= Task prompt =
Pick out every line that holds the string "https" and copy it.

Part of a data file

▬▬▬▬▬▬

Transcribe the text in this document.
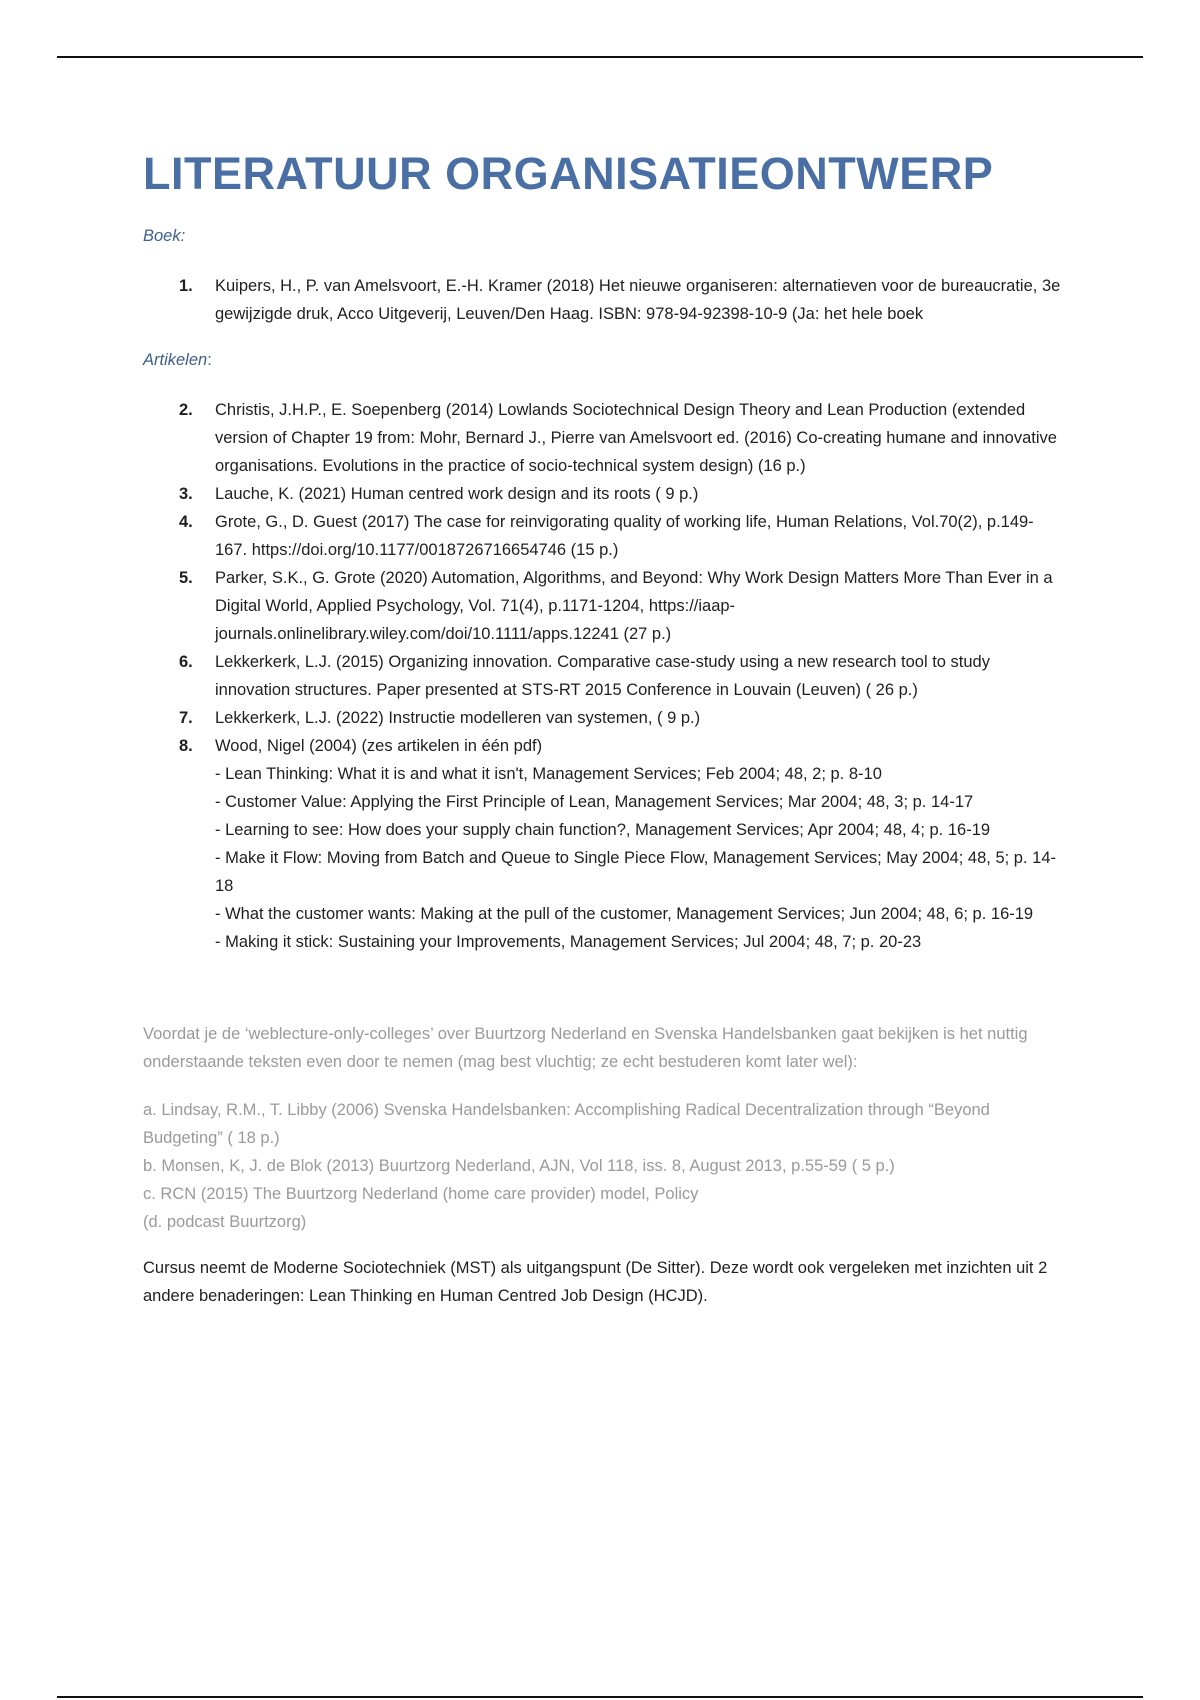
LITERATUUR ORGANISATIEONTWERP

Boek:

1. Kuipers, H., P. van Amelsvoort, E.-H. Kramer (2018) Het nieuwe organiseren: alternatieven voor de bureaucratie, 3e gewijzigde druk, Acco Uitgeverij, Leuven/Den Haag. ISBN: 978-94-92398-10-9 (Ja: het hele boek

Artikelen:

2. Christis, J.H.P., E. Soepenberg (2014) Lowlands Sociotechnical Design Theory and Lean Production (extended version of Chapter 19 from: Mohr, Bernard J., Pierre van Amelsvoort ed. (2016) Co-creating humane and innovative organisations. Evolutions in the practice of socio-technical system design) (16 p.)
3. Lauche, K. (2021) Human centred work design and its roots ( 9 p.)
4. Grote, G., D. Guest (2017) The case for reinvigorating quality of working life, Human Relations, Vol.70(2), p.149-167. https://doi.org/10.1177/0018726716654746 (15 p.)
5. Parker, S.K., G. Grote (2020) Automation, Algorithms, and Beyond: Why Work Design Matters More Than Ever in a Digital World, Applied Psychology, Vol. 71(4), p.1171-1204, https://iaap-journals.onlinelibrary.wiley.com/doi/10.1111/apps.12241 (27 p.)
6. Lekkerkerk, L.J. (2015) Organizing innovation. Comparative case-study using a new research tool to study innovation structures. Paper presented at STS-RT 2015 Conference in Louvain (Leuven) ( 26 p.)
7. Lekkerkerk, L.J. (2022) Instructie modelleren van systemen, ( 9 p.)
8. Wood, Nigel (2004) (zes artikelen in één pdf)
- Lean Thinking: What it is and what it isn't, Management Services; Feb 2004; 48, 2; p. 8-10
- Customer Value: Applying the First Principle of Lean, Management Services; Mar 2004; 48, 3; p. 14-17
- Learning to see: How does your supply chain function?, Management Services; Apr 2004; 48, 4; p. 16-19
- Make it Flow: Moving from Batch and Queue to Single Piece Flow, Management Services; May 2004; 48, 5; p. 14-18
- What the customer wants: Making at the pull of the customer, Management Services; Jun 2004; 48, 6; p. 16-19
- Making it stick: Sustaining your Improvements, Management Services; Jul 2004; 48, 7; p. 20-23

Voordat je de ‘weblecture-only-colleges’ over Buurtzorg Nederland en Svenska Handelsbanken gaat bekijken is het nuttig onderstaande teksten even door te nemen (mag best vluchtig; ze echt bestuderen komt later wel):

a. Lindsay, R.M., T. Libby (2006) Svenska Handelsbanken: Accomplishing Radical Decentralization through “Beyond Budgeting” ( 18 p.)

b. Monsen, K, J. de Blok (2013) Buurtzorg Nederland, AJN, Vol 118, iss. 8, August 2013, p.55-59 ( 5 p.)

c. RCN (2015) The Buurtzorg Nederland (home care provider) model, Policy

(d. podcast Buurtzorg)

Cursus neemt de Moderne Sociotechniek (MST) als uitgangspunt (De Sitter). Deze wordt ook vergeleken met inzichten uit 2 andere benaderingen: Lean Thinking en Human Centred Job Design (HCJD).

▬▬▬▬▬▬

= Answer to this exercise =
4. Grote, G., D. Guest (2017) The case for reinvigorating quality of working life, Human Relations, Vol.70(2), p.149-167. https://doi.org/10.1177/0018726716654746 (15 p.)
5. Parker, S.K., G. Grote (2020) Automation, Algorithms, and Beyond: Why Work Design Matters More Than Ever in a Digital World, Applied Psychology, Vol. 71(4), p.1171-1204, https://iaap-journals.onlinelibrary.wiley.com/doi/10.1111/apps.12241 (27 p.)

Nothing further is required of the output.